• [DIRECTIONS]: Return exactly the lines of the entries that start at the line containing "Output a JSON" and continue to the last line. Omit the pictures.

• [GIVEN ENTRIES]:

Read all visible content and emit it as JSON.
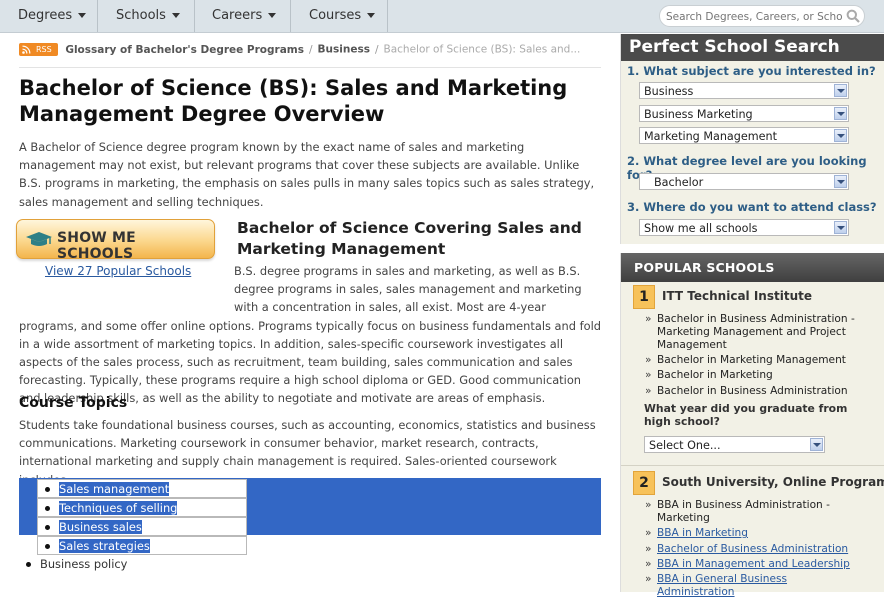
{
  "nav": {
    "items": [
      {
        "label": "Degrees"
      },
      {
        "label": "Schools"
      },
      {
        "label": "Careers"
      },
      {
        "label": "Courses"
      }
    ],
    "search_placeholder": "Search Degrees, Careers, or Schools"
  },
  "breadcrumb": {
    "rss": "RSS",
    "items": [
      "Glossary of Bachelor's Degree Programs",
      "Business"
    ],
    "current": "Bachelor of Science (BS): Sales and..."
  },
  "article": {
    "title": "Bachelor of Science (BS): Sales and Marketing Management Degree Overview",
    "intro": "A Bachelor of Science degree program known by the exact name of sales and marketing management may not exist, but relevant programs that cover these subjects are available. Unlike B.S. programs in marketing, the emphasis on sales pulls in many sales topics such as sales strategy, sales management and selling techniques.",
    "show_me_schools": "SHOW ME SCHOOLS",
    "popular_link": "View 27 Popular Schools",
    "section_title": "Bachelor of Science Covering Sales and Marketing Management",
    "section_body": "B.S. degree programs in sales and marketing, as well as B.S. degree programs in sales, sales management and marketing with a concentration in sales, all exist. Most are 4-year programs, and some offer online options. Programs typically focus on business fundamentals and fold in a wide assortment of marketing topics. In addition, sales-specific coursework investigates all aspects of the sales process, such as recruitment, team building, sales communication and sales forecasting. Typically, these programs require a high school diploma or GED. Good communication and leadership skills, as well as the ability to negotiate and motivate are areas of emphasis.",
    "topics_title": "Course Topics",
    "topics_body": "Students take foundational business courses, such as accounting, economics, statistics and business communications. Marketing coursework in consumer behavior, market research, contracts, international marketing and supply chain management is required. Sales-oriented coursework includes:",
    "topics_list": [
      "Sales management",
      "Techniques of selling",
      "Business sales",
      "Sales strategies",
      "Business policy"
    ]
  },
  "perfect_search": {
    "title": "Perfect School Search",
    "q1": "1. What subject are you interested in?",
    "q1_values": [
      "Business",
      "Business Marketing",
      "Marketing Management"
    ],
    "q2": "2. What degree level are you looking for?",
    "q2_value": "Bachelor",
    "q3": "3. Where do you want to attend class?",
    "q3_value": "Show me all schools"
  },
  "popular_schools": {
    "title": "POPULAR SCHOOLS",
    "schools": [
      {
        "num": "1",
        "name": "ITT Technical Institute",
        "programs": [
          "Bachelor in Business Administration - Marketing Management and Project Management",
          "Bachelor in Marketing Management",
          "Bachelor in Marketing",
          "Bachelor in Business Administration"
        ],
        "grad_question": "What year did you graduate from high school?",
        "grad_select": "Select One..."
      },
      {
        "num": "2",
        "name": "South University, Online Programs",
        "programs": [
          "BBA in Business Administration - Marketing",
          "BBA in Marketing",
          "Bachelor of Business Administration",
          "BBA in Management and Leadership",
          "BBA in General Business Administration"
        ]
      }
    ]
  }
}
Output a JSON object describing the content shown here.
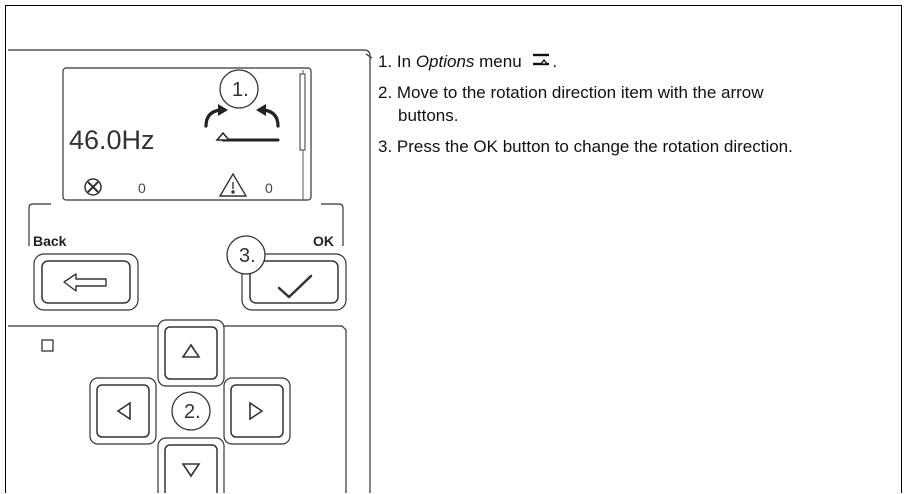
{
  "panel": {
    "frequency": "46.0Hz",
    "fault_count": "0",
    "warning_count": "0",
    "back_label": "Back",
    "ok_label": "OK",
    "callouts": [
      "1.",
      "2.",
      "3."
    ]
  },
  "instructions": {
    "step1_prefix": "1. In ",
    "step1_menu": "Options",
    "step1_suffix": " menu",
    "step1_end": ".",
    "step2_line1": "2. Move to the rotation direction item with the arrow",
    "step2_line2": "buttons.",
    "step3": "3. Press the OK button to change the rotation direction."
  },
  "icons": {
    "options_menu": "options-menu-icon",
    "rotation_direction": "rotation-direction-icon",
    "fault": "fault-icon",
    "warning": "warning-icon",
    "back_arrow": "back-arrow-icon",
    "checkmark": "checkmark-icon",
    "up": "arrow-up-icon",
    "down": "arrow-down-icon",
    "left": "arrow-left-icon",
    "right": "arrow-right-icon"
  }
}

• [EXERCISE SOLUTION]:
Output a JSON object describing the content shown here.
{
  "panel": {
    "frequency": "46.0Hz",
    "fault_count": "0",
    "warning_count": "0",
    "back_label": "Back",
    "ok_label": "OK",
    "callouts": [
      "1.",
      "2.",
      "3."
    ]
  },
  "instructions": {
    "step1_prefix": "1. In ",
    "step1_menu": "Options",
    "step1_suffix": " menu",
    "step1_end": ".",
    "step2_line1": "2. Move to the rotation direction item with the arrow",
    "step2_line2": "buttons.",
    "step3": "3. Press the OK button to change the rotation direction."
  },
  "icons": {
    "options_menu": "options-menu-icon",
    "rotation_direction": "rotation-direction-icon",
    "fault": "fault-icon",
    "warning": "warning-icon",
    "back_arrow": "back-arrow-icon",
    "checkmark": "checkmark-icon",
    "up": "arrow-up-icon",
    "down": "arrow-down-icon",
    "left": "arrow-left-icon",
    "right": "arrow-right-icon"
  }
}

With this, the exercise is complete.